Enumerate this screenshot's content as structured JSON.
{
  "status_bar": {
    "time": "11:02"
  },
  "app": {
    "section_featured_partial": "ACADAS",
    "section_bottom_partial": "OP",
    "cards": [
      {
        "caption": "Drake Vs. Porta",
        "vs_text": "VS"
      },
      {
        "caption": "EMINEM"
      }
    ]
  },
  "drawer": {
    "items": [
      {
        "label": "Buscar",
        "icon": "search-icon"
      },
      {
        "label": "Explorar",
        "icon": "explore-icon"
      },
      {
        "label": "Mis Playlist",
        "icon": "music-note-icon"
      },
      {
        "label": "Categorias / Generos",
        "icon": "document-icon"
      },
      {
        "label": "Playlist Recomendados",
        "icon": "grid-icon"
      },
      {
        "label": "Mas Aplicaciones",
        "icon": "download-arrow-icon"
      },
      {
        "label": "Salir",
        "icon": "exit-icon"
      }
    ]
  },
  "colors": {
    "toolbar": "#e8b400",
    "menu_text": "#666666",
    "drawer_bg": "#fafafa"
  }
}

***

The exercise: Pull out every line containing "caption".

Solution for this task:
        "caption": "Drake Vs. Porta",
        "caption": "EMINEM"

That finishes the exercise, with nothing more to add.